> Data shown
+ + + + + + +
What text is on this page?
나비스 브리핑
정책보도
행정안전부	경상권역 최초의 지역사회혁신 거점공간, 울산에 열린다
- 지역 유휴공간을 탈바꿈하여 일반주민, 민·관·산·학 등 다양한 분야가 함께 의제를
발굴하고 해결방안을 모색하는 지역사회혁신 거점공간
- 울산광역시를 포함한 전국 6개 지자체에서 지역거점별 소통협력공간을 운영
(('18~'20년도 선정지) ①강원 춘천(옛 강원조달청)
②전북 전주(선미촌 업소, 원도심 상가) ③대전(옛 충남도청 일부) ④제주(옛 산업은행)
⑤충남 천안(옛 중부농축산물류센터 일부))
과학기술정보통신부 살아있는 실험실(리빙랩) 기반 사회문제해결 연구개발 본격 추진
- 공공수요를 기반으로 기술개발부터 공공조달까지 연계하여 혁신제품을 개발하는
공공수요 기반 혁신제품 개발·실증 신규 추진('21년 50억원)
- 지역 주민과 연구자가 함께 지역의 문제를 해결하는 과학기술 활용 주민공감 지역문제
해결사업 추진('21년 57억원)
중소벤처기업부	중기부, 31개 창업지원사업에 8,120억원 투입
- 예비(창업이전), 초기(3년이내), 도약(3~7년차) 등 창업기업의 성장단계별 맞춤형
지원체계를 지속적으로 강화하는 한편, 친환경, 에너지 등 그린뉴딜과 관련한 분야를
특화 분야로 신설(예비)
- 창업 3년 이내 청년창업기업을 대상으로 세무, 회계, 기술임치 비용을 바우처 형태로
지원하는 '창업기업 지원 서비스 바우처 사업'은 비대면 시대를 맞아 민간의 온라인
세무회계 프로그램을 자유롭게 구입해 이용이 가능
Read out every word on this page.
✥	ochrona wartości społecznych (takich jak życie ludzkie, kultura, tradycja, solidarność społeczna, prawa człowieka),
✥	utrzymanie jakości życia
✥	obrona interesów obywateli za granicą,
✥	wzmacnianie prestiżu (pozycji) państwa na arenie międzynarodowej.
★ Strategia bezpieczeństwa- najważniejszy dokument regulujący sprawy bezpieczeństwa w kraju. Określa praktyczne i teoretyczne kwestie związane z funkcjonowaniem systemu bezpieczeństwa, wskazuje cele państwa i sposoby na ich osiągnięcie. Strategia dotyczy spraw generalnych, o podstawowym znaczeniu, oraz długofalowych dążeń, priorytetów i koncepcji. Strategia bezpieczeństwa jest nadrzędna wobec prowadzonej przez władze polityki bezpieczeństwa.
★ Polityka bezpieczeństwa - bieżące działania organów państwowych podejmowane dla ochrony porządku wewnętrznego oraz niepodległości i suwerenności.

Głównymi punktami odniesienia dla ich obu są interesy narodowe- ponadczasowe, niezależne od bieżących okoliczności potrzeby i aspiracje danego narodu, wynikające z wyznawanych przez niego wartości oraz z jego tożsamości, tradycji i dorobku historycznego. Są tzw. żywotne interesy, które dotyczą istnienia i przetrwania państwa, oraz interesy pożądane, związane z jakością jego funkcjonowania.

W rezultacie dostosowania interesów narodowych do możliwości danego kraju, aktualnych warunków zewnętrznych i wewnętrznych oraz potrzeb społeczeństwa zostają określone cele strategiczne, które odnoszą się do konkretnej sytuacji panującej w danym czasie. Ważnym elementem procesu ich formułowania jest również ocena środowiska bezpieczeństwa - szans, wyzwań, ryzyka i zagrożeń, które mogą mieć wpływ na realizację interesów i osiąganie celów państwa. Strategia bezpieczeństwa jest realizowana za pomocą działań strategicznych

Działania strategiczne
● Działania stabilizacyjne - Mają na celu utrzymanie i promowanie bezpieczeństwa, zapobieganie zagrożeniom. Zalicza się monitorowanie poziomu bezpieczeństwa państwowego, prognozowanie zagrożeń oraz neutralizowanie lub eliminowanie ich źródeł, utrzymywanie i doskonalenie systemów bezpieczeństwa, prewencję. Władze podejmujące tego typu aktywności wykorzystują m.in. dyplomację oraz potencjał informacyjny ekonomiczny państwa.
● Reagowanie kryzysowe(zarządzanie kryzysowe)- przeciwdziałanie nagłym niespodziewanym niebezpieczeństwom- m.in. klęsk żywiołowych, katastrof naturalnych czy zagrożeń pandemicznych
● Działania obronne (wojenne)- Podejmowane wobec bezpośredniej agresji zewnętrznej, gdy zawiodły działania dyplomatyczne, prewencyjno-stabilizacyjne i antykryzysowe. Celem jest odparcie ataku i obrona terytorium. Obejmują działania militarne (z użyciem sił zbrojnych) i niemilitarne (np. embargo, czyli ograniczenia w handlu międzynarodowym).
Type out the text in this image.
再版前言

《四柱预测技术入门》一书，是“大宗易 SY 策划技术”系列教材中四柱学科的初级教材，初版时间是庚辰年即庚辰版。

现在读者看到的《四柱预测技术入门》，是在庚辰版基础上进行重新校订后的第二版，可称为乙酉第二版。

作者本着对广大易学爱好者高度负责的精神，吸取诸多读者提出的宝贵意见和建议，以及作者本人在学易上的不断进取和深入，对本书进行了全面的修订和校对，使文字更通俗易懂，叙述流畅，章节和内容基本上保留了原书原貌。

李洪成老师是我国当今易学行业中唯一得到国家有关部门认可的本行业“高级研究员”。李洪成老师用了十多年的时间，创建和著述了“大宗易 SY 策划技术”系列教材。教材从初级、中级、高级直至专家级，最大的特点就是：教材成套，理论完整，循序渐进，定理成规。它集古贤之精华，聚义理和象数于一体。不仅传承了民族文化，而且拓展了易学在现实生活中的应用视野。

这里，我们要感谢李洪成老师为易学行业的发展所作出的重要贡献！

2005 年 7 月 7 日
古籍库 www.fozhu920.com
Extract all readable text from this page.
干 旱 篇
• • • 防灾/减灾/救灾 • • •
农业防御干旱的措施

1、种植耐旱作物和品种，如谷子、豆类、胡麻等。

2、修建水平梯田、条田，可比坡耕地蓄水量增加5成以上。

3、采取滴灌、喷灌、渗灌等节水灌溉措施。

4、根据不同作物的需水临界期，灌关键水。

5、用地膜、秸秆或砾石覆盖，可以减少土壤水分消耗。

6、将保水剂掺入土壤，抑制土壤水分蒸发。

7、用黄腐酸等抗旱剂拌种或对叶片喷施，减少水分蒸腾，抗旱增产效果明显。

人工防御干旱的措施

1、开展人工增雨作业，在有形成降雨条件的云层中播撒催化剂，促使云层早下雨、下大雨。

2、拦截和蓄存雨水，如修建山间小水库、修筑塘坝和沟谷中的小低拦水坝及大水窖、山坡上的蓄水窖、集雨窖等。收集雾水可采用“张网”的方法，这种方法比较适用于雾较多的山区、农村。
+ + + + + + +
> Set exercise
Scan the records above for the string "this", then report every line that contains it.

> Output below
What text is on this page?
Read out every word on this page.
Type out the text in this image.
Extract all readable text from this page.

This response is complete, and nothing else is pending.